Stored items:
□ □ □ □ □ □ □
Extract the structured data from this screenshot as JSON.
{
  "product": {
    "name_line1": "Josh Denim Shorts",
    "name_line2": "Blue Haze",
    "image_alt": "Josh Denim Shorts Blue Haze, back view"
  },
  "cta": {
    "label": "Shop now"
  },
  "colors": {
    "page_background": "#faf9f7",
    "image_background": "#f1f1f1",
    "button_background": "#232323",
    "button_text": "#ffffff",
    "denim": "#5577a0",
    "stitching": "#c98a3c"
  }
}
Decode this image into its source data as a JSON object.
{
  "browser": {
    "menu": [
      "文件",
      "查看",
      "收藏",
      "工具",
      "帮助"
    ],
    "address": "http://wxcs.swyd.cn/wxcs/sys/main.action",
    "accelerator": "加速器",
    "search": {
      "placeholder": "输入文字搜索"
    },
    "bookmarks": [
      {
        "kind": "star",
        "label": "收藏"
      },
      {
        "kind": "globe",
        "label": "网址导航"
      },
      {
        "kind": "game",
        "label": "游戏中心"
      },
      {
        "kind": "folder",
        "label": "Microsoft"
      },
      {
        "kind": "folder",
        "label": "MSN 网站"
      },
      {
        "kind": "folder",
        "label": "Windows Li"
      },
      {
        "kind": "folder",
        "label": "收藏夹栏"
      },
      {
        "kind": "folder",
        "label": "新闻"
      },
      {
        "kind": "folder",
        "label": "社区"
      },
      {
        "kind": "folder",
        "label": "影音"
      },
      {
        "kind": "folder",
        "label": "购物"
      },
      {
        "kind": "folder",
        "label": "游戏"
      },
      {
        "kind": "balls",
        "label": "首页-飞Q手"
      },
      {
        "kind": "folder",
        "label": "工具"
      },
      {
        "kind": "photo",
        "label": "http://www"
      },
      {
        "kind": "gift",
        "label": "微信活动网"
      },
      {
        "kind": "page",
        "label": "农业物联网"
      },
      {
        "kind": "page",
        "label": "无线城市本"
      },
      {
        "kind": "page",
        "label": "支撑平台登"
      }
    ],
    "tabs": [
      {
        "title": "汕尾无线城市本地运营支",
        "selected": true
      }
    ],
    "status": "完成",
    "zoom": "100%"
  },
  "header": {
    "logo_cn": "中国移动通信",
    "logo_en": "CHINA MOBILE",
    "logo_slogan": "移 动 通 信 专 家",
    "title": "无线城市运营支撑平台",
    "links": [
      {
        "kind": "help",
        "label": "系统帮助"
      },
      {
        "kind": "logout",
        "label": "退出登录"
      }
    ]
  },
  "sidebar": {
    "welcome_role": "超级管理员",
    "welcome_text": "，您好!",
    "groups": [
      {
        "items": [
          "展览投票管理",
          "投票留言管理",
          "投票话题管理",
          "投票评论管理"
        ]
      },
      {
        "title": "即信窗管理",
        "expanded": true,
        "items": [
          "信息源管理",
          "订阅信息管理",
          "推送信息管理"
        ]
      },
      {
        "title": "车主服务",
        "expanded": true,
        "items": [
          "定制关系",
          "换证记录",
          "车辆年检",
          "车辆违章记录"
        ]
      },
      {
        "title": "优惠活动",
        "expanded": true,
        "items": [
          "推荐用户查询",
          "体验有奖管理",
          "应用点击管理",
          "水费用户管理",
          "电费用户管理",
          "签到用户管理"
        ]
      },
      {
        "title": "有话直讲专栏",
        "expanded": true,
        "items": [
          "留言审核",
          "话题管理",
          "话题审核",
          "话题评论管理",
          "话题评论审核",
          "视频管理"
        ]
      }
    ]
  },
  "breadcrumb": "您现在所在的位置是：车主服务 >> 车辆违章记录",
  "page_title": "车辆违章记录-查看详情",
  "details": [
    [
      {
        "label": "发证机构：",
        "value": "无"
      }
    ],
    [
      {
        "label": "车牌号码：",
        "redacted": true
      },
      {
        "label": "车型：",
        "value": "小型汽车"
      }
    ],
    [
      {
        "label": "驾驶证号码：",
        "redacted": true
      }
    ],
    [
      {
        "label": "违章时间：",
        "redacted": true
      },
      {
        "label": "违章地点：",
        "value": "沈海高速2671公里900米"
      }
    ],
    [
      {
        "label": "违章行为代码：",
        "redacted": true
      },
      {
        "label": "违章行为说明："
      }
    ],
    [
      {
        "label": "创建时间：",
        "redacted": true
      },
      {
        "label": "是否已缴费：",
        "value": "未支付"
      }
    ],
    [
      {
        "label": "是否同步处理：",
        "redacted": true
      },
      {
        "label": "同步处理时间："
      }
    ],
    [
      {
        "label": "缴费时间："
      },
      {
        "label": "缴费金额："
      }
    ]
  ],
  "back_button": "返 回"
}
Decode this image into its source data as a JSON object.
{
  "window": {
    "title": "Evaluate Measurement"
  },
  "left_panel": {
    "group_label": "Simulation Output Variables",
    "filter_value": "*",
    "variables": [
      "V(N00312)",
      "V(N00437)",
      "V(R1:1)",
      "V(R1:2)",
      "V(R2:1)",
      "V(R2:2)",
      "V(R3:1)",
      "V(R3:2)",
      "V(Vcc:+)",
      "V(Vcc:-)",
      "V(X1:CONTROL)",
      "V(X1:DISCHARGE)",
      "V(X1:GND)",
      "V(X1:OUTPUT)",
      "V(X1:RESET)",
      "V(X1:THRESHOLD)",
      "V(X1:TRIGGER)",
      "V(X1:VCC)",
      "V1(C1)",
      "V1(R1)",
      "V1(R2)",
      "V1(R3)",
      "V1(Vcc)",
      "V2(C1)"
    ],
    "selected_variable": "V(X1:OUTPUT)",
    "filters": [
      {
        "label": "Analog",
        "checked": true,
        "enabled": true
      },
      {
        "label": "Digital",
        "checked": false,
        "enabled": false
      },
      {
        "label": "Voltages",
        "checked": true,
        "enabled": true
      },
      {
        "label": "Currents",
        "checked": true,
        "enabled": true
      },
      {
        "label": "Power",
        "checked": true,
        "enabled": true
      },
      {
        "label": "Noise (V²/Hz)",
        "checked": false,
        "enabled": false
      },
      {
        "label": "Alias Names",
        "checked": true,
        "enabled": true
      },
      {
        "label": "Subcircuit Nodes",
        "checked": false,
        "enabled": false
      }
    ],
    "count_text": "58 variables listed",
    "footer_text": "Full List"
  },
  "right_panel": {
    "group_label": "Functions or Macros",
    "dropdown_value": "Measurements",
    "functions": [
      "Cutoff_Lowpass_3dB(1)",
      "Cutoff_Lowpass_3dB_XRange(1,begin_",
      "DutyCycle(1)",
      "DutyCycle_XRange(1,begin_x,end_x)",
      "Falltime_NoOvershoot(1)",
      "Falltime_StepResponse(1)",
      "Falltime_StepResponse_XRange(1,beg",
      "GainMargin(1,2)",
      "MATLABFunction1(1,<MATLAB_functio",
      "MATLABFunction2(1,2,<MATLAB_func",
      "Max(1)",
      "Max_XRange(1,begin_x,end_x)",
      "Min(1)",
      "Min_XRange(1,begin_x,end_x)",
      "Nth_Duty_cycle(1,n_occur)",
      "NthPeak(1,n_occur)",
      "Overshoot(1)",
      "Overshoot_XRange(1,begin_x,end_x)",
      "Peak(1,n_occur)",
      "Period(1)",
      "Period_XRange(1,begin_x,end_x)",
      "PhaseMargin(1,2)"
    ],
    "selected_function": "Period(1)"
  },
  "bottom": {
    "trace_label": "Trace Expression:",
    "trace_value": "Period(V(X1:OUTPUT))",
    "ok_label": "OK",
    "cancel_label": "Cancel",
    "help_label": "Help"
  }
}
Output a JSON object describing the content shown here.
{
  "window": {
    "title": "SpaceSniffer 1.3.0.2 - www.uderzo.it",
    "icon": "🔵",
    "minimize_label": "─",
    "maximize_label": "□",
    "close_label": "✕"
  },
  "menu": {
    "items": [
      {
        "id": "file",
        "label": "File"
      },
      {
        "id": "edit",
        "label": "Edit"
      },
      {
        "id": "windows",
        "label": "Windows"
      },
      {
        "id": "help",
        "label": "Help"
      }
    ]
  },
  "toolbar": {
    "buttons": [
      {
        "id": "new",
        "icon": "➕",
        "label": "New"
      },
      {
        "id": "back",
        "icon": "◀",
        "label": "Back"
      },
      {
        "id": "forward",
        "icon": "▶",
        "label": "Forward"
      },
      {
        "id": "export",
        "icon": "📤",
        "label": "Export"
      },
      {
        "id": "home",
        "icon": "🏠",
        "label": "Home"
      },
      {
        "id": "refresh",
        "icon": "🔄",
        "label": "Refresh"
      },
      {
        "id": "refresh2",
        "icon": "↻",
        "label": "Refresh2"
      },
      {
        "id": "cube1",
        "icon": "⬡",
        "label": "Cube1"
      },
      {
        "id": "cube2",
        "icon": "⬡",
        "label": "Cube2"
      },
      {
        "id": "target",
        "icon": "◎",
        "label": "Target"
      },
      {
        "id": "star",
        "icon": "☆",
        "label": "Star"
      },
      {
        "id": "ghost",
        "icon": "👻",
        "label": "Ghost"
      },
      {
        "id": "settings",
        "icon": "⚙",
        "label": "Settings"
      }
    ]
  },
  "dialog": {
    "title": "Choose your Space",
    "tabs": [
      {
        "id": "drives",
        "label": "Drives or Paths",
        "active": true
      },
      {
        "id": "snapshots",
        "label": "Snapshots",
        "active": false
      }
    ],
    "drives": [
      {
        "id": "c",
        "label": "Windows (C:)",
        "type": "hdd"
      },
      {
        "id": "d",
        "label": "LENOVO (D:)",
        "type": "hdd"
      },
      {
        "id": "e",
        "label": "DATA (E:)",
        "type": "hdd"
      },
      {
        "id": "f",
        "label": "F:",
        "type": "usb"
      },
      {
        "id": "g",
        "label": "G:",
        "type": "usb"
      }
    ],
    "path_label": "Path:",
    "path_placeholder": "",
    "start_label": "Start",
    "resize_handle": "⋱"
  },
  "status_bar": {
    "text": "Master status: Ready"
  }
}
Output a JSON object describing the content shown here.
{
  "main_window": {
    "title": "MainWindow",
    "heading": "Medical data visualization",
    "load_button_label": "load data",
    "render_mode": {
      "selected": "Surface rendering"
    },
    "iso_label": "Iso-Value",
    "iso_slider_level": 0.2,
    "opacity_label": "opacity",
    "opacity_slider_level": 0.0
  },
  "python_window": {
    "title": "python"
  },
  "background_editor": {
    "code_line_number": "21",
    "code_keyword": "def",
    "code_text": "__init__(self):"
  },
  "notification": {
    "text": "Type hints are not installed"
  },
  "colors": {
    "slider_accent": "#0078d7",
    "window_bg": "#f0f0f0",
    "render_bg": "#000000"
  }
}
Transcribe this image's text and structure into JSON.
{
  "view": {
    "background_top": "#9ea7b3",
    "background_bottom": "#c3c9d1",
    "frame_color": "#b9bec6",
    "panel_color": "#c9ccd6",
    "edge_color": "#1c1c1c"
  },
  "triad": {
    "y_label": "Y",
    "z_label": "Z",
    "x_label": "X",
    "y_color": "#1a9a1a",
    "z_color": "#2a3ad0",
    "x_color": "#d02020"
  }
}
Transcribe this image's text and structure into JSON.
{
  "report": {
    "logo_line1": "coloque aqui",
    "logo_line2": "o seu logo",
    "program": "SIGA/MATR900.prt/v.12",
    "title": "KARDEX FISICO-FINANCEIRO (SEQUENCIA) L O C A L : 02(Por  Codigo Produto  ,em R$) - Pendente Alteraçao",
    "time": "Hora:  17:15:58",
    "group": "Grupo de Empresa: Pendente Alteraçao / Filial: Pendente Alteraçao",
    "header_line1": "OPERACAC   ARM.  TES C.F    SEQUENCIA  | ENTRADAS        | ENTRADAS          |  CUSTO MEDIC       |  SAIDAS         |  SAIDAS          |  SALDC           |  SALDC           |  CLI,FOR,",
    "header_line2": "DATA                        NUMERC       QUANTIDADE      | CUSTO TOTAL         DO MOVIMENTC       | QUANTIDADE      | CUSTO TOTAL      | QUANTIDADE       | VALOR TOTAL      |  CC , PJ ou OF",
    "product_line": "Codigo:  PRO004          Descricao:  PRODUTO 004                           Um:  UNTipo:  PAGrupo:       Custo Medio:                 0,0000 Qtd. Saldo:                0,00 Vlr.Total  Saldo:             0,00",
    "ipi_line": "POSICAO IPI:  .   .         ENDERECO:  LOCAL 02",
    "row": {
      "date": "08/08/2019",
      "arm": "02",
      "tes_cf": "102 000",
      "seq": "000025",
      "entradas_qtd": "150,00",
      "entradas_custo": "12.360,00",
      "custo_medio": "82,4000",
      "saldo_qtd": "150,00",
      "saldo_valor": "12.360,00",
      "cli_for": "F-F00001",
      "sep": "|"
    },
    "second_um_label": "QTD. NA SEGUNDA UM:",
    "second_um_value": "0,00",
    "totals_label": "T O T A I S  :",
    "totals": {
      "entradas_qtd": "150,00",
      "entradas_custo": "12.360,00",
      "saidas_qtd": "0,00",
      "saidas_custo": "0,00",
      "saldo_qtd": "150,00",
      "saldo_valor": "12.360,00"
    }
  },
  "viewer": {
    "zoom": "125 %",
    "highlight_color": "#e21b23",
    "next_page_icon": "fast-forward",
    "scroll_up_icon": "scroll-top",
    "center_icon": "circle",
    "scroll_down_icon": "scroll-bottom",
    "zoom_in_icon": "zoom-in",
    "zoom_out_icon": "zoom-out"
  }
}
□ □ □ □ □ □ □
▶ _Stated problem_
Each line of the material above either contains the word "Alteraçao" or does not; state how many do, and nothing else.

▶ _Task response_
2